◆ **Task requirements**
Print out the material that follows word for word.

----- Given information -----

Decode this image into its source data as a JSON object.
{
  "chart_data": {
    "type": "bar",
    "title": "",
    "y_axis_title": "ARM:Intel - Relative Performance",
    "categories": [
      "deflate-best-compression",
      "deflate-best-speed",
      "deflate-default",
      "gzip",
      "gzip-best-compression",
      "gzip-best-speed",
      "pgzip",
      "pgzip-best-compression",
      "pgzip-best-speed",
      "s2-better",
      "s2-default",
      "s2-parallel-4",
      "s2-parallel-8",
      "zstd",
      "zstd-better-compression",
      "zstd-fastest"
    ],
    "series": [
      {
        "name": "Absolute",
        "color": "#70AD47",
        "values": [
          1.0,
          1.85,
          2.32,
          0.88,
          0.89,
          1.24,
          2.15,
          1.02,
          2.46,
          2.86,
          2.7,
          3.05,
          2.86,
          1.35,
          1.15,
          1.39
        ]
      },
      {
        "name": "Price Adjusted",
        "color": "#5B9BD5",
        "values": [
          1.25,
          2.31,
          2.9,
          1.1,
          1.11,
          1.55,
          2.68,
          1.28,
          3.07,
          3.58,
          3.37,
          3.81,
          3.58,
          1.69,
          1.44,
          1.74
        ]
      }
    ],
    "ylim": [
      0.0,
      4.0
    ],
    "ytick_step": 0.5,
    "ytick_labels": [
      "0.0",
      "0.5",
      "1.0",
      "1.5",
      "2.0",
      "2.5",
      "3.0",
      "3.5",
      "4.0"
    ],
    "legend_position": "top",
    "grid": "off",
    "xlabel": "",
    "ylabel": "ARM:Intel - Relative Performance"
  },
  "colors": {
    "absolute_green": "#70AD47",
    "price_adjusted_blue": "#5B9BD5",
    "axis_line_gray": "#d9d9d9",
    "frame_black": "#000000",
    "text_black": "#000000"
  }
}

-----

◆ **Result of the exercise**
Decode this image into its source data as a JSON object.
{
  "chart_data": {
    "type": "bar",
    "title": "",
    "y_axis_title": "ARM:Intel - Relative Performance",
    "categories": [
      "deflate-best-compression",
      "deflate-best-speed",
      "deflate-default",
      "gzip",
      "gzip-best-compression",
      "gzip-best-speed",
      "pgzip",
      "pgzip-best-compression",
      "pgzip-best-speed",
      "s2-better",
      "s2-default",
      "s2-parallel-4",
      "s2-parallel-8",
      "zstd",
      "zstd-better-compression",
      "zstd-fastest"
    ],
    "series": [
      {
        "name": "Absolute",
        "color": "#70AD47",
        "values": [
          1.0,
          1.85,
          2.32,
          0.88,
          0.89,
          1.24,
          2.15,
          1.02,
          2.46,
          2.86,
          2.7,
          3.05,
          2.86,
          1.35,
          1.15,
          1.39
        ]
      },
      {
        "name": "Price Adjusted",
        "color": "#5B9BD5",
        "values": [
          1.25,
          2.31,
          2.9,
          1.1,
          1.11,
          1.55,
          2.68,
          1.28,
          3.07,
          3.58,
          3.37,
          3.81,
          3.58,
          1.69,
          1.44,
          1.74
        ]
      }
    ],
    "ylim": [
      0.0,
      4.0
    ],
    "ytick_step": 0.5,
    "ytick_labels": [
      "0.0",
      "0.5",
      "1.0",
      "1.5",
      "2.0",
      "2.5",
      "3.0",
      "3.5",
      "4.0"
    ],
    "legend_position": "top",
    "grid": "off",
    "xlabel": "",
    "ylabel": "ARM:Intel - Relative Performance"
  },
  "colors": {
    "absolute_green": "#70AD47",
    "price_adjusted_blue": "#5B9BD5",
    "axis_line_gray": "#d9d9d9",
    "frame_black": "#000000",
    "text_black": "#000000"
  }
}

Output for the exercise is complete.